Keep only those lines of the records that include the string "hiện".
○ ○ ○ ○ ○ ○ ○
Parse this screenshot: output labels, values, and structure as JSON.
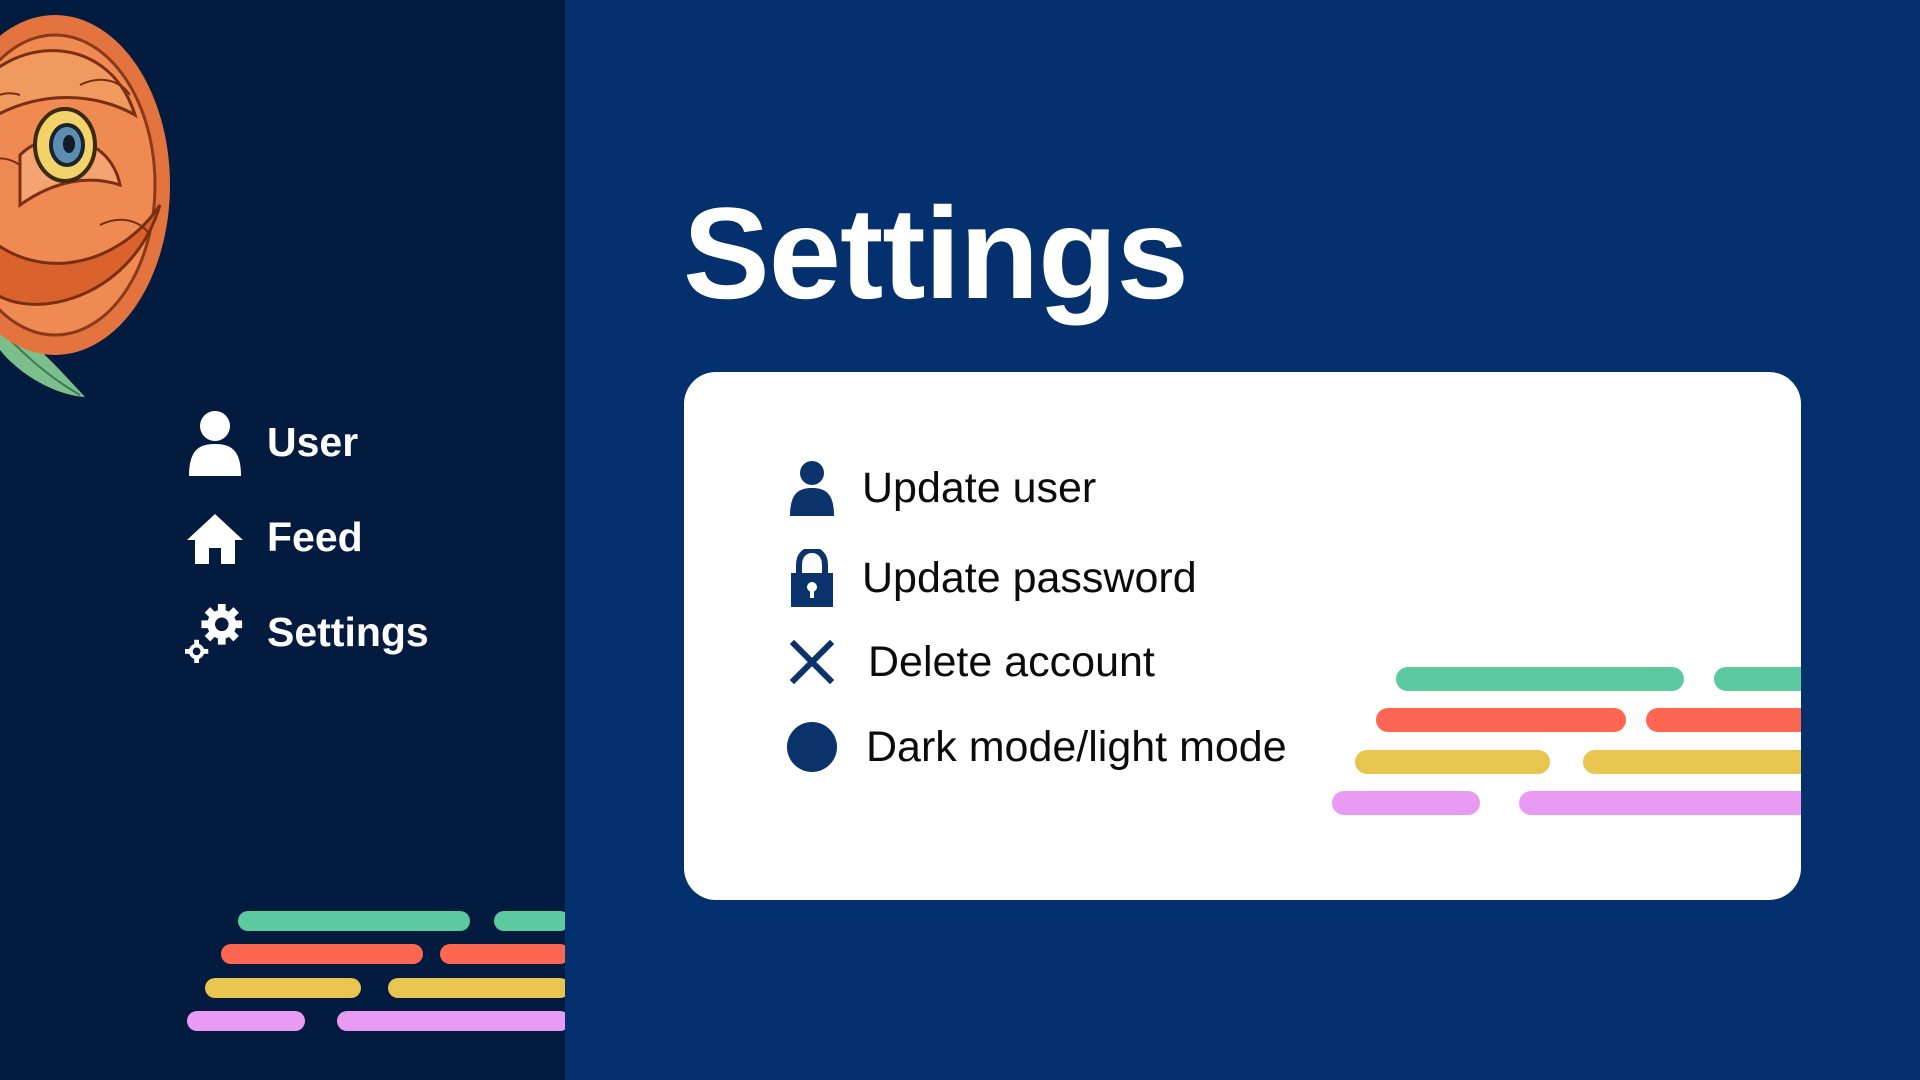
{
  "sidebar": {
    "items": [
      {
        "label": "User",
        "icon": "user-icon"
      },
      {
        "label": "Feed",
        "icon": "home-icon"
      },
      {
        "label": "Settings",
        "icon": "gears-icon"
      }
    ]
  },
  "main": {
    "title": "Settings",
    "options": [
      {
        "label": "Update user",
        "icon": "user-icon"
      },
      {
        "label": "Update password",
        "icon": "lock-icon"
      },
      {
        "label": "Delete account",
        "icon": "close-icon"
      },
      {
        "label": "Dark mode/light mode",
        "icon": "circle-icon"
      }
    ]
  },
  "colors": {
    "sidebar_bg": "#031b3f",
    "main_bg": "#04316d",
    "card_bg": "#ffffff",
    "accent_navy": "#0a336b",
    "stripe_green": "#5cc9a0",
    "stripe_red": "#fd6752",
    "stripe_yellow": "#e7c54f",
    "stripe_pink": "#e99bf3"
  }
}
○ ○ ○ ○ ○ ○ ○
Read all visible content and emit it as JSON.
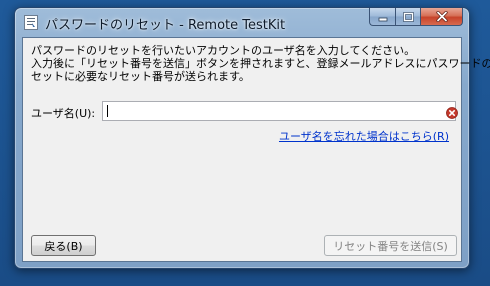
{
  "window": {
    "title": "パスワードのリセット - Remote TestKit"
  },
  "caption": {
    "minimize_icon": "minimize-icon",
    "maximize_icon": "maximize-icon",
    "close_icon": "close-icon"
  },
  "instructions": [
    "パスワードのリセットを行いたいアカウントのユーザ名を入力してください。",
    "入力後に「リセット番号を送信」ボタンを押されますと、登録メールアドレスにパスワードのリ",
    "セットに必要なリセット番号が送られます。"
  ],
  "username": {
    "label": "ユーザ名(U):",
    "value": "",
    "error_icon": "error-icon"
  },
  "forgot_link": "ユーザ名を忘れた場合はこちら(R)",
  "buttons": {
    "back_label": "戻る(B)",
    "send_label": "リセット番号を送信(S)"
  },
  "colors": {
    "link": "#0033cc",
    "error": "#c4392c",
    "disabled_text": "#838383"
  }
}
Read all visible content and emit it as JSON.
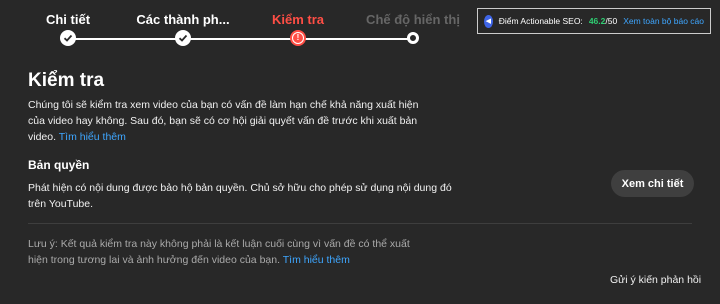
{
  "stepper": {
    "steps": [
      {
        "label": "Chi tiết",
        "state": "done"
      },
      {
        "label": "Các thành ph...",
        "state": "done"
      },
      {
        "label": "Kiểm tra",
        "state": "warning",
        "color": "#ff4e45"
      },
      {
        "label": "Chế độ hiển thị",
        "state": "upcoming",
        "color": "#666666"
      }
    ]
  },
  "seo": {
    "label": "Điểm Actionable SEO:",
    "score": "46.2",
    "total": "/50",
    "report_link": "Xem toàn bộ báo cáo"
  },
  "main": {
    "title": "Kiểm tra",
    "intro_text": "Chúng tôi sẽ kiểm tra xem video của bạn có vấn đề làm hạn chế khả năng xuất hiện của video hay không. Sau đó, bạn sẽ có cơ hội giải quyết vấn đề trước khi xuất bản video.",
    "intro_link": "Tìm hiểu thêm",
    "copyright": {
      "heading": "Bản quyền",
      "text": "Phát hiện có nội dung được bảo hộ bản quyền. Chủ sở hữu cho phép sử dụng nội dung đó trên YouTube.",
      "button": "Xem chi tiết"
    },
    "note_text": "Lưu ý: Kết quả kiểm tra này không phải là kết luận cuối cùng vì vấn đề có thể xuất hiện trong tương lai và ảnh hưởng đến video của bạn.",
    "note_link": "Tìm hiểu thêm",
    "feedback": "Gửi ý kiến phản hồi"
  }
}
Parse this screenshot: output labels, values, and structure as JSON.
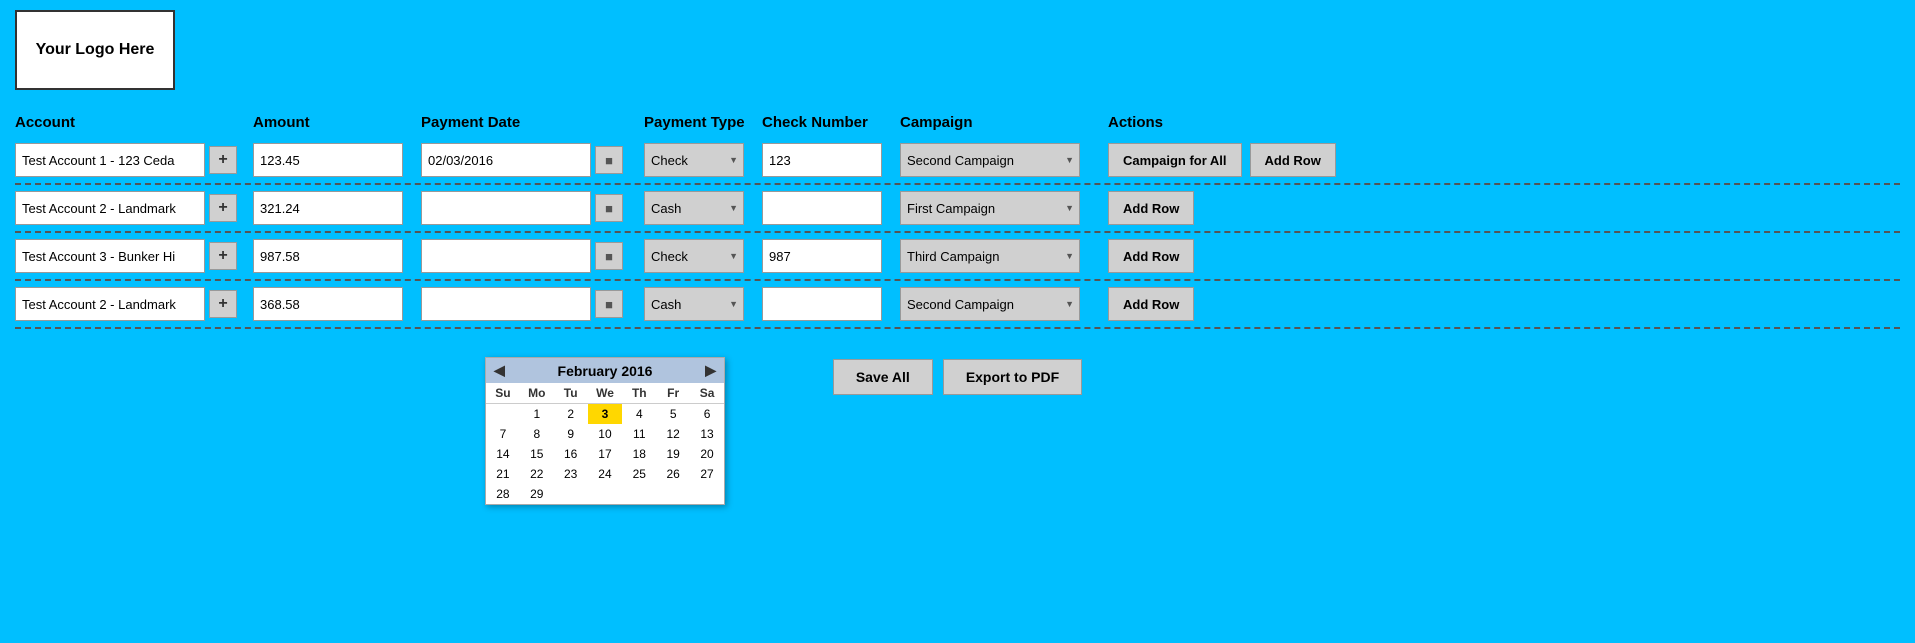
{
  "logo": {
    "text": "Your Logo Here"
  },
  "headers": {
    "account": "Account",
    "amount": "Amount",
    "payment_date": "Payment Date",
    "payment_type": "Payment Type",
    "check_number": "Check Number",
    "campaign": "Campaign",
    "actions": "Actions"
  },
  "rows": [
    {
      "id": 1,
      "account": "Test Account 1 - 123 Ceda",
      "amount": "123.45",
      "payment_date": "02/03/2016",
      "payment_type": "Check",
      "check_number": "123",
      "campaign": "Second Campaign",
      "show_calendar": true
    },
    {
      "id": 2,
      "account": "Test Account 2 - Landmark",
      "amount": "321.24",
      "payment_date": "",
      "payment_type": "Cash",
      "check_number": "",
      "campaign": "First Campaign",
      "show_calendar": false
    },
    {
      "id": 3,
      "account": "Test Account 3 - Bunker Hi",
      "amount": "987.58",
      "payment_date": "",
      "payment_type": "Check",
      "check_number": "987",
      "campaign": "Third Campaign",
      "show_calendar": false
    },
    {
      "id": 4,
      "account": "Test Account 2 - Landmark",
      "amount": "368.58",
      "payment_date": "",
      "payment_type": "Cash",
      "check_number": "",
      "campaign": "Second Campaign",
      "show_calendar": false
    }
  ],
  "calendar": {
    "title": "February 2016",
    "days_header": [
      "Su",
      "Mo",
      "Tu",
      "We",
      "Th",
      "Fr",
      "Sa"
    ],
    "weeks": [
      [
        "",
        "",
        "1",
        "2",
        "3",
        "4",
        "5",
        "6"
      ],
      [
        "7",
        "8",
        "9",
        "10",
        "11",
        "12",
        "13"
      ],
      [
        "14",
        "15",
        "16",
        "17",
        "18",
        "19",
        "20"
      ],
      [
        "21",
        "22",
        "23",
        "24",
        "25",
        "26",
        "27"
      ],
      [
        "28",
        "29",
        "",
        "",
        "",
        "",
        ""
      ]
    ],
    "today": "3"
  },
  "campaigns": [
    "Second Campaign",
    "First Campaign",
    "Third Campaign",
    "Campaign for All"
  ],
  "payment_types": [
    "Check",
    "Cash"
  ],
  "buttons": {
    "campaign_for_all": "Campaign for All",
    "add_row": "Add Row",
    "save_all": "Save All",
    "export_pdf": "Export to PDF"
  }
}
○ ○ ○ ○ ○ ○ ○
=== REPLY ===
    "intro_text": "Chúng tôi sẽ kiểm tra xem video của bạn có vấn đề làm hạn chế khả năng xuất hiện của video hay không. Sau đó, bạn sẽ có cơ hội giải quyết vấn đề trước khi xuất bản video.",
      "text": "Phát hiện có nội dung được bảo hộ bản quyền. Chủ sở hữu cho phép sử dụng nội dung đó trên YouTube.",
    "note_text": "Lưu ý: Kết quả kiểm tra này không phải là kết luận cuối cùng vì vấn đề có thể xuất hiện trong tương lai và ảnh hưởng đến video của bạn.",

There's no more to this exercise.